**The request**
Select every line containing the word "decreasing" from the material, and copy those lines.

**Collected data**
'''

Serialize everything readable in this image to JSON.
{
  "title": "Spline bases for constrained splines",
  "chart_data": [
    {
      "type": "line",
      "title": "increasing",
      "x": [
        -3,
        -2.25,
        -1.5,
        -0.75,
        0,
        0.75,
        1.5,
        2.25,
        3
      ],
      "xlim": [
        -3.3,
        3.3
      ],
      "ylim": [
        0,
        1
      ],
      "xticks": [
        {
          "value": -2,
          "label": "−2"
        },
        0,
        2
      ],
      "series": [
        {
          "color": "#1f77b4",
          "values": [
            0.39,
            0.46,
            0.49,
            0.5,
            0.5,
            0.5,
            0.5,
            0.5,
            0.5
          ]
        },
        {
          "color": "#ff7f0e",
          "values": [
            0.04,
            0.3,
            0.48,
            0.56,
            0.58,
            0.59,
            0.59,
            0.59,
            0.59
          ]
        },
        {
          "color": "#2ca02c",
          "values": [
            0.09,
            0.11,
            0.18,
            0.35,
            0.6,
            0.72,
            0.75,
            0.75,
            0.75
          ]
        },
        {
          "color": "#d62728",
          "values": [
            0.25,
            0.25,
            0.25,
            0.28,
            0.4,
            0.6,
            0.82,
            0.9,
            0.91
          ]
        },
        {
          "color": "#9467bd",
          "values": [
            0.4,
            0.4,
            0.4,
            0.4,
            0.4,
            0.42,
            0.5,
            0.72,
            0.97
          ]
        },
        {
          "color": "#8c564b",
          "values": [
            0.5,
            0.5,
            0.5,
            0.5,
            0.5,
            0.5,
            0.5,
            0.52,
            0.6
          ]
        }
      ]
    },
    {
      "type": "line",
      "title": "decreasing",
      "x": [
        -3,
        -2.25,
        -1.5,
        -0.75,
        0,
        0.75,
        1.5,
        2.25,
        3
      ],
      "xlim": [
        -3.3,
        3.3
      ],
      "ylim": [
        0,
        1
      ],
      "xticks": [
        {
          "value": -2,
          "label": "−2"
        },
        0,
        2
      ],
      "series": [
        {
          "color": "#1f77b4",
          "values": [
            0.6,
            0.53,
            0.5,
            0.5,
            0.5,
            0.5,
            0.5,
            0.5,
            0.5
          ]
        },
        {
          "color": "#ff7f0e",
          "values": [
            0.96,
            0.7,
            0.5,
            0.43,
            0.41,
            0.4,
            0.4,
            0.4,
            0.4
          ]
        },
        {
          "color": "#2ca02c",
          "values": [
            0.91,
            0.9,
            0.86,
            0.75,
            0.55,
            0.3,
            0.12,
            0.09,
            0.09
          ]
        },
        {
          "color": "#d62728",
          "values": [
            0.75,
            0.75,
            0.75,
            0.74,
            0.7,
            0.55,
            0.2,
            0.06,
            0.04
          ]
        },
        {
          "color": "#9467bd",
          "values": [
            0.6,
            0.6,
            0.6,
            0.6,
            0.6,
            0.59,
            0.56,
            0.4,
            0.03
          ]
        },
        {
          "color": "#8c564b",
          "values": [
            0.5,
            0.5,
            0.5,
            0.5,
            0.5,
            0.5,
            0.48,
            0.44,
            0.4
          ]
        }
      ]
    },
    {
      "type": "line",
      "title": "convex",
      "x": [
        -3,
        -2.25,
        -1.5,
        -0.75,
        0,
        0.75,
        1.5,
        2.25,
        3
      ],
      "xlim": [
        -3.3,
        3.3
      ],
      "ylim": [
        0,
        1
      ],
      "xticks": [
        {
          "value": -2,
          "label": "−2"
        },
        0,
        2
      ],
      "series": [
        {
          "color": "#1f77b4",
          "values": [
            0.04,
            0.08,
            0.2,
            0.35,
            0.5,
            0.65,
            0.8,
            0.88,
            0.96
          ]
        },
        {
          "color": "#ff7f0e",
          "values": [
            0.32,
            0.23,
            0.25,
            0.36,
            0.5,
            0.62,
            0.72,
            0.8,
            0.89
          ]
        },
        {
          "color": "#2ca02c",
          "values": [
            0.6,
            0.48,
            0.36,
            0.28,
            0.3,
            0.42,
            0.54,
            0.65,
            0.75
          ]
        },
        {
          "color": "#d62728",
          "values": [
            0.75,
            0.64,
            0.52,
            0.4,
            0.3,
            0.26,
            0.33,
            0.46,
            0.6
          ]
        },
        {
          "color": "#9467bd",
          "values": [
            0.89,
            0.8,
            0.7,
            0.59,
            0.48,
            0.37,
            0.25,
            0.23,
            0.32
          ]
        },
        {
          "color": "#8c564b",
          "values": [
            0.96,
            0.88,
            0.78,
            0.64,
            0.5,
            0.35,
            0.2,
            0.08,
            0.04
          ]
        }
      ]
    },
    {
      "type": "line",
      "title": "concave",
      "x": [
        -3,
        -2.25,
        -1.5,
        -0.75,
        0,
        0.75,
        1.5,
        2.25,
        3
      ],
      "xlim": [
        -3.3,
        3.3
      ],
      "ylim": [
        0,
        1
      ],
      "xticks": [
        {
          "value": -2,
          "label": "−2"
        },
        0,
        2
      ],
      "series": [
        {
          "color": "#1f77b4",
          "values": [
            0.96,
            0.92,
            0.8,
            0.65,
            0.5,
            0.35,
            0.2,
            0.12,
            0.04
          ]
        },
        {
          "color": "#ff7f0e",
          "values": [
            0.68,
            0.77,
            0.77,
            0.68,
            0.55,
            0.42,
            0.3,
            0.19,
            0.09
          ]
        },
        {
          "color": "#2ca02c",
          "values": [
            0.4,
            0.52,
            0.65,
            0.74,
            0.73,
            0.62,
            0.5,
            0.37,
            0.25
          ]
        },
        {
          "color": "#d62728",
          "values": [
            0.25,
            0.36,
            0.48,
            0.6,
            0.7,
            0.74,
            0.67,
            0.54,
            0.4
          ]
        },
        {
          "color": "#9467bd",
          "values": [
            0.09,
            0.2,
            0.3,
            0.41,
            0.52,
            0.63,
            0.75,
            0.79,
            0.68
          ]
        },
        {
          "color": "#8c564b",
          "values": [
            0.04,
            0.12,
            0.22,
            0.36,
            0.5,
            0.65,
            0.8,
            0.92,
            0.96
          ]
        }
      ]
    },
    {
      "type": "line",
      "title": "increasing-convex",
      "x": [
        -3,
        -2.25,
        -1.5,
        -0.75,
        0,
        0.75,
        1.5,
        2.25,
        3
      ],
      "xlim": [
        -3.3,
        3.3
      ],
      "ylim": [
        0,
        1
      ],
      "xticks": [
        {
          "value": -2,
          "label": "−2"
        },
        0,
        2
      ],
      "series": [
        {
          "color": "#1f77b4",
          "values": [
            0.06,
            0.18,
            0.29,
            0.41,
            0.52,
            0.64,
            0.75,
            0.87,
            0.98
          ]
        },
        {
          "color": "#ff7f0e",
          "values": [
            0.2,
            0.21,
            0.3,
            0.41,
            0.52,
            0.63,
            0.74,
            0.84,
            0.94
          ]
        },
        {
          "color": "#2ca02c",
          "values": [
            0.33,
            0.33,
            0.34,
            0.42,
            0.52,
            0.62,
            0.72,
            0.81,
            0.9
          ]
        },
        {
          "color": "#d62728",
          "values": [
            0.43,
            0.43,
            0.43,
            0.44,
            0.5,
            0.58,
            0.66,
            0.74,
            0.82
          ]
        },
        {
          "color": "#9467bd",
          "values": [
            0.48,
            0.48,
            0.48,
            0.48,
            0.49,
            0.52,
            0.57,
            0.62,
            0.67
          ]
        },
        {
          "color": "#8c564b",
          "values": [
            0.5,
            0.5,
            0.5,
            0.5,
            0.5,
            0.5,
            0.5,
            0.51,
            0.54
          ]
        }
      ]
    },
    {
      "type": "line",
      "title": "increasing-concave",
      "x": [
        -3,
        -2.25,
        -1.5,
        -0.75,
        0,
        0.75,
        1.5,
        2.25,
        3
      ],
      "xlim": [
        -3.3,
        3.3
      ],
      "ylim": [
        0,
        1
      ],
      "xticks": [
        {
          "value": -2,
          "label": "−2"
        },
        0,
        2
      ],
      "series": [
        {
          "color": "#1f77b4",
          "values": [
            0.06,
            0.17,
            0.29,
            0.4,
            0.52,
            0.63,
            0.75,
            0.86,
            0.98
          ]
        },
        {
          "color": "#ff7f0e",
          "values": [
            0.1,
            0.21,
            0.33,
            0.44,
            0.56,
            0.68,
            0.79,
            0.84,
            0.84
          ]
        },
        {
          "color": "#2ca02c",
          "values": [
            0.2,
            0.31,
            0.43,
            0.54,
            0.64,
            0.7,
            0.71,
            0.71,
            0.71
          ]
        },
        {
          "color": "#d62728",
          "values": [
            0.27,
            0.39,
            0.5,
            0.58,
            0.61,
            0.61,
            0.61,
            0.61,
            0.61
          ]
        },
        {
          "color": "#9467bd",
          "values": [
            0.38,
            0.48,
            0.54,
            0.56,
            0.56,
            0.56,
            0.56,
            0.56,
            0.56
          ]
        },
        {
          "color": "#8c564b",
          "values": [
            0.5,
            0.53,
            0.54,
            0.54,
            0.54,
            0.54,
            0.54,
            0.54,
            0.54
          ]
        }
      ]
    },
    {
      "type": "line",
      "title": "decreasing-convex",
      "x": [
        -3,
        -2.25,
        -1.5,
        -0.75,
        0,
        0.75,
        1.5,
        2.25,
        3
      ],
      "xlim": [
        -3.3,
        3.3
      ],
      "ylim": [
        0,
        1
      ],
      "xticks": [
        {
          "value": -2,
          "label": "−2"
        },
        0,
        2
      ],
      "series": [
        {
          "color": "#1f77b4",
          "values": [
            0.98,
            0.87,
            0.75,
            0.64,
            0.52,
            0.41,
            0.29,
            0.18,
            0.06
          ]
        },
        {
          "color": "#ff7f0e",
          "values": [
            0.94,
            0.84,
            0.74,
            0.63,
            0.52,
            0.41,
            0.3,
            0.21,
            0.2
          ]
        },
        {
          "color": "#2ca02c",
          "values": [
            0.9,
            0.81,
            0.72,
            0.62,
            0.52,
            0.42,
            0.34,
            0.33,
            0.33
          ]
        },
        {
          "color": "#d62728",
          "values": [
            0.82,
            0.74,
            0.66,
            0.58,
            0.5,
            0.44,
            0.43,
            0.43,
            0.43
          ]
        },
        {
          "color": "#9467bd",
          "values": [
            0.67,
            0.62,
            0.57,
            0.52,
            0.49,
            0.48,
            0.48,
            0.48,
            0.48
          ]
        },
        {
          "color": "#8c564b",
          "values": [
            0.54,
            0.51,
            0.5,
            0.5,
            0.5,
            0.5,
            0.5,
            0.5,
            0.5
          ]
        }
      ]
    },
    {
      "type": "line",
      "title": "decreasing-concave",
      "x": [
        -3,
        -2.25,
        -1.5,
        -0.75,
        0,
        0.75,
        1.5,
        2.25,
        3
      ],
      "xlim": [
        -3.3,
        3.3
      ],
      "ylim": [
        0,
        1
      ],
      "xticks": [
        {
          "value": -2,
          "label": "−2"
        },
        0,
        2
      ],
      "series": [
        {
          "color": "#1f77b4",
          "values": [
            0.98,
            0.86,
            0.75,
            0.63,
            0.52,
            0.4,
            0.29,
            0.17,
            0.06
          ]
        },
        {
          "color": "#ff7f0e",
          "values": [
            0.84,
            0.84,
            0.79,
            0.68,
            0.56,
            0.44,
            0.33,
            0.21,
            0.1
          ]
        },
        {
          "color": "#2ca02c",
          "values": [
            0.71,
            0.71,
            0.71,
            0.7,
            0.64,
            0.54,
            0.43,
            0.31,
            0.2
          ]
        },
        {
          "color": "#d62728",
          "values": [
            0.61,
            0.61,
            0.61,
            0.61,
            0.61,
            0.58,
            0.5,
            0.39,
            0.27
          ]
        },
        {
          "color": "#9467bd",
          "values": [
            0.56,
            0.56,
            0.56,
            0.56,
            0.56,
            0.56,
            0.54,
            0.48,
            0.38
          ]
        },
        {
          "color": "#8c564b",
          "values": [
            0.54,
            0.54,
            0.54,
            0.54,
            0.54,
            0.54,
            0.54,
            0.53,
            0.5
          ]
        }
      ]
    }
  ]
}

'''

**Response to the exercise**
      "title": "decreasing",
      "title": "decreasing-convex",
      "title": "decreasing-concave",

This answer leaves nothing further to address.